INSTRUCTION | Please transcribe the listing below in full and word for word, without its pictures.

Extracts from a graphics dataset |
-- begin --

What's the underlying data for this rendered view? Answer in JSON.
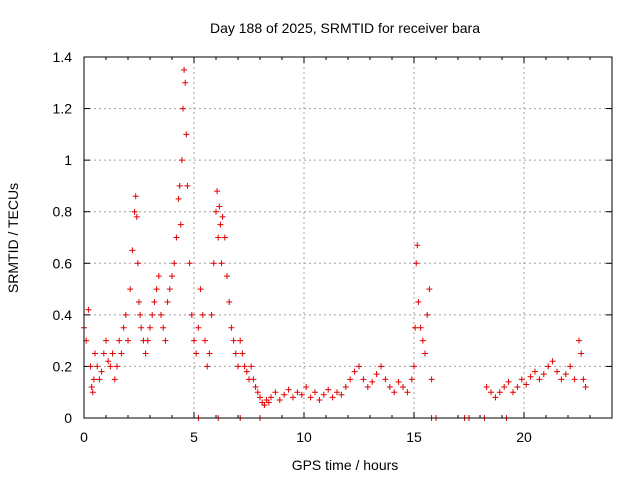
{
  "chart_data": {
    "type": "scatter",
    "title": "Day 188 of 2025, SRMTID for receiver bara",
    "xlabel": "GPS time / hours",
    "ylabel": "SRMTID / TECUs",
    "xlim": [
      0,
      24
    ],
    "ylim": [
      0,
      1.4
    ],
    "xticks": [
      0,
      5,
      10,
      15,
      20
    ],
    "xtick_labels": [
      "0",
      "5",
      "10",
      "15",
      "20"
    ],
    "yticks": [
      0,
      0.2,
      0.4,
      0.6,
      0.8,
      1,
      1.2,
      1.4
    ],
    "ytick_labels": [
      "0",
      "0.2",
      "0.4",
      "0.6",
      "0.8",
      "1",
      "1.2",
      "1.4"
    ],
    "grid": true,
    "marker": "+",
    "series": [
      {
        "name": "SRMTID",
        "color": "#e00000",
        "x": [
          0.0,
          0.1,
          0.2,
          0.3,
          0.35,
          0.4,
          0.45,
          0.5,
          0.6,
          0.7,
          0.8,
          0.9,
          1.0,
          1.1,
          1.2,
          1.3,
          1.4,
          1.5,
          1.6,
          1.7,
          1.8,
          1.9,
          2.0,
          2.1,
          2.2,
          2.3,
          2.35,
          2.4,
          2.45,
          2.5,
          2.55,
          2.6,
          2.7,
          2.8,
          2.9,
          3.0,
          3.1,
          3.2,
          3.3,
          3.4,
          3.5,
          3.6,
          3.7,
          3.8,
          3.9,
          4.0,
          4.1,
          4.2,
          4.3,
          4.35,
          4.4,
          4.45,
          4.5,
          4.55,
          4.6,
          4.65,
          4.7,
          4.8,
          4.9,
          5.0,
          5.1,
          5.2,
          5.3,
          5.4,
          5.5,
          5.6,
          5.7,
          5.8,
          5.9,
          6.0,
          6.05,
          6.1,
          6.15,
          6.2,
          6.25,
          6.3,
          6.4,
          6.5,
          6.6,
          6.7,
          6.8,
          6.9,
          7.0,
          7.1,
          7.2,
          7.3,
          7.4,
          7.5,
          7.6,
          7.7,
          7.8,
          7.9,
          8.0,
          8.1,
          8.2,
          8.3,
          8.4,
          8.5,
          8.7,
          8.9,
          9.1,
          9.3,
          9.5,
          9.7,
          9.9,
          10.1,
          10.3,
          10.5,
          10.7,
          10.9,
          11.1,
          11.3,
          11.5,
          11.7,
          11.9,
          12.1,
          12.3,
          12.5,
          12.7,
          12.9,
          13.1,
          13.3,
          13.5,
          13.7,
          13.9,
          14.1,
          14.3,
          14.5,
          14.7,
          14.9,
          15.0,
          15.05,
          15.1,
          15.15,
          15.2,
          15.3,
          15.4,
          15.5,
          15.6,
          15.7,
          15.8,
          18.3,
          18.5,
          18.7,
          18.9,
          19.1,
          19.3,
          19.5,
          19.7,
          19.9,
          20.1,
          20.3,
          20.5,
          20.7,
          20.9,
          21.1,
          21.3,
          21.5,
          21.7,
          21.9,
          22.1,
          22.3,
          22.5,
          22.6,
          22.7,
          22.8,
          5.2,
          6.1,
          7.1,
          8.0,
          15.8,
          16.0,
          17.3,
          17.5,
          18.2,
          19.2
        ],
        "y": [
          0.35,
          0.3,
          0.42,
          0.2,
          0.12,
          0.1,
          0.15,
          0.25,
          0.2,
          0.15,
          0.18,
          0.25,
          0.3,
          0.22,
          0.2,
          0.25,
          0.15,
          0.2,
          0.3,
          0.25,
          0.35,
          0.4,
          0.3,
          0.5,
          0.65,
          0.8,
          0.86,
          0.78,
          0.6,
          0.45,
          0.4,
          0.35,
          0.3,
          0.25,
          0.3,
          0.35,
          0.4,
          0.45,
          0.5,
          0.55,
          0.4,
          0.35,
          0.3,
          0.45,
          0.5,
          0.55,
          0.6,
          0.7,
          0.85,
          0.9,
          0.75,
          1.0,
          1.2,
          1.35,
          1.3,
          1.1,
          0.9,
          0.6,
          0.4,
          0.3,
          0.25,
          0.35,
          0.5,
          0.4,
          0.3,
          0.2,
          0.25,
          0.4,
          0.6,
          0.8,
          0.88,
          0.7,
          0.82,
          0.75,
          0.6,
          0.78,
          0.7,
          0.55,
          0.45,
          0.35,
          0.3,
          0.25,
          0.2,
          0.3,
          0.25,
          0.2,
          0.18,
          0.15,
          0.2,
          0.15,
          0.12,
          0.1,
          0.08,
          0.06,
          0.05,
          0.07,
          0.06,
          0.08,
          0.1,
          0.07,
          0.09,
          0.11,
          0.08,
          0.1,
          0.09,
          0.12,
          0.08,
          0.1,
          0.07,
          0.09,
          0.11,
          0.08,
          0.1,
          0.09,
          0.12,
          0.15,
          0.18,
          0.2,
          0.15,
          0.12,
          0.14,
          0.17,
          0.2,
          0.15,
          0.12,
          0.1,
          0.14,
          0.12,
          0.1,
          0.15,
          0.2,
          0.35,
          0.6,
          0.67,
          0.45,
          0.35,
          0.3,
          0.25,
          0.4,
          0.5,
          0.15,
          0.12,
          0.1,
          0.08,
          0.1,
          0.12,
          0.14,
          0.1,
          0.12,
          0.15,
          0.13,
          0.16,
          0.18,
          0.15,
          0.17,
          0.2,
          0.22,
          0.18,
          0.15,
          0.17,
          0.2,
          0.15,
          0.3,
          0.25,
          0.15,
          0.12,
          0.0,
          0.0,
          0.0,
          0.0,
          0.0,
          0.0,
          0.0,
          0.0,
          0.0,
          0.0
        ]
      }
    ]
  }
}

-- end --

EXERCISE SOLUTION |
What's the underlying data for this rendered view? Answer in JSON.
{
  "chart_data": {
    "type": "scatter",
    "title": "Day 188 of 2025, SRMTID for receiver bara",
    "xlabel": "GPS time / hours",
    "ylabel": "SRMTID / TECUs",
    "xlim": [
      0,
      24
    ],
    "ylim": [
      0,
      1.4
    ],
    "xticks": [
      0,
      5,
      10,
      15,
      20
    ],
    "xtick_labels": [
      "0",
      "5",
      "10",
      "15",
      "20"
    ],
    "yticks": [
      0,
      0.2,
      0.4,
      0.6,
      0.8,
      1,
      1.2,
      1.4
    ],
    "ytick_labels": [
      "0",
      "0.2",
      "0.4",
      "0.6",
      "0.8",
      "1",
      "1.2",
      "1.4"
    ],
    "grid": true,
    "marker": "+",
    "series": [
      {
        "name": "SRMTID",
        "color": "#e00000",
        "x": [
          0.0,
          0.1,
          0.2,
          0.3,
          0.35,
          0.4,
          0.45,
          0.5,
          0.6,
          0.7,
          0.8,
          0.9,
          1.0,
          1.1,
          1.2,
          1.3,
          1.4,
          1.5,
          1.6,
          1.7,
          1.8,
          1.9,
          2.0,
          2.1,
          2.2,
          2.3,
          2.35,
          2.4,
          2.45,
          2.5,
          2.55,
          2.6,
          2.7,
          2.8,
          2.9,
          3.0,
          3.1,
          3.2,
          3.3,
          3.4,
          3.5,
          3.6,
          3.7,
          3.8,
          3.9,
          4.0,
          4.1,
          4.2,
          4.3,
          4.35,
          4.4,
          4.45,
          4.5,
          4.55,
          4.6,
          4.65,
          4.7,
          4.8,
          4.9,
          5.0,
          5.1,
          5.2,
          5.3,
          5.4,
          5.5,
          5.6,
          5.7,
          5.8,
          5.9,
          6.0,
          6.05,
          6.1,
          6.15,
          6.2,
          6.25,
          6.3,
          6.4,
          6.5,
          6.6,
          6.7,
          6.8,
          6.9,
          7.0,
          7.1,
          7.2,
          7.3,
          7.4,
          7.5,
          7.6,
          7.7,
          7.8,
          7.9,
          8.0,
          8.1,
          8.2,
          8.3,
          8.4,
          8.5,
          8.7,
          8.9,
          9.1,
          9.3,
          9.5,
          9.7,
          9.9,
          10.1,
          10.3,
          10.5,
          10.7,
          10.9,
          11.1,
          11.3,
          11.5,
          11.7,
          11.9,
          12.1,
          12.3,
          12.5,
          12.7,
          12.9,
          13.1,
          13.3,
          13.5,
          13.7,
          13.9,
          14.1,
          14.3,
          14.5,
          14.7,
          14.9,
          15.0,
          15.05,
          15.1,
          15.15,
          15.2,
          15.3,
          15.4,
          15.5,
          15.6,
          15.7,
          15.8,
          18.3,
          18.5,
          18.7,
          18.9,
          19.1,
          19.3,
          19.5,
          19.7,
          19.9,
          20.1,
          20.3,
          20.5,
          20.7,
          20.9,
          21.1,
          21.3,
          21.5,
          21.7,
          21.9,
          22.1,
          22.3,
          22.5,
          22.6,
          22.7,
          22.8,
          5.2,
          6.1,
          7.1,
          8.0,
          15.8,
          16.0,
          17.3,
          17.5,
          18.2,
          19.2
        ],
        "y": [
          0.35,
          0.3,
          0.42,
          0.2,
          0.12,
          0.1,
          0.15,
          0.25,
          0.2,
          0.15,
          0.18,
          0.25,
          0.3,
          0.22,
          0.2,
          0.25,
          0.15,
          0.2,
          0.3,
          0.25,
          0.35,
          0.4,
          0.3,
          0.5,
          0.65,
          0.8,
          0.86,
          0.78,
          0.6,
          0.45,
          0.4,
          0.35,
          0.3,
          0.25,
          0.3,
          0.35,
          0.4,
          0.45,
          0.5,
          0.55,
          0.4,
          0.35,
          0.3,
          0.45,
          0.5,
          0.55,
          0.6,
          0.7,
          0.85,
          0.9,
          0.75,
          1.0,
          1.2,
          1.35,
          1.3,
          1.1,
          0.9,
          0.6,
          0.4,
          0.3,
          0.25,
          0.35,
          0.5,
          0.4,
          0.3,
          0.2,
          0.25,
          0.4,
          0.6,
          0.8,
          0.88,
          0.7,
          0.82,
          0.75,
          0.6,
          0.78,
          0.7,
          0.55,
          0.45,
          0.35,
          0.3,
          0.25,
          0.2,
          0.3,
          0.25,
          0.2,
          0.18,
          0.15,
          0.2,
          0.15,
          0.12,
          0.1,
          0.08,
          0.06,
          0.05,
          0.07,
          0.06,
          0.08,
          0.1,
          0.07,
          0.09,
          0.11,
          0.08,
          0.1,
          0.09,
          0.12,
          0.08,
          0.1,
          0.07,
          0.09,
          0.11,
          0.08,
          0.1,
          0.09,
          0.12,
          0.15,
          0.18,
          0.2,
          0.15,
          0.12,
          0.14,
          0.17,
          0.2,
          0.15,
          0.12,
          0.1,
          0.14,
          0.12,
          0.1,
          0.15,
          0.2,
          0.35,
          0.6,
          0.67,
          0.45,
          0.35,
          0.3,
          0.25,
          0.4,
          0.5,
          0.15,
          0.12,
          0.1,
          0.08,
          0.1,
          0.12,
          0.14,
          0.1,
          0.12,
          0.15,
          0.13,
          0.16,
          0.18,
          0.15,
          0.17,
          0.2,
          0.22,
          0.18,
          0.15,
          0.17,
          0.2,
          0.15,
          0.3,
          0.25,
          0.15,
          0.12,
          0.0,
          0.0,
          0.0,
          0.0,
          0.0,
          0.0,
          0.0,
          0.0,
          0.0,
          0.0
        ]
      }
    ]
  }
}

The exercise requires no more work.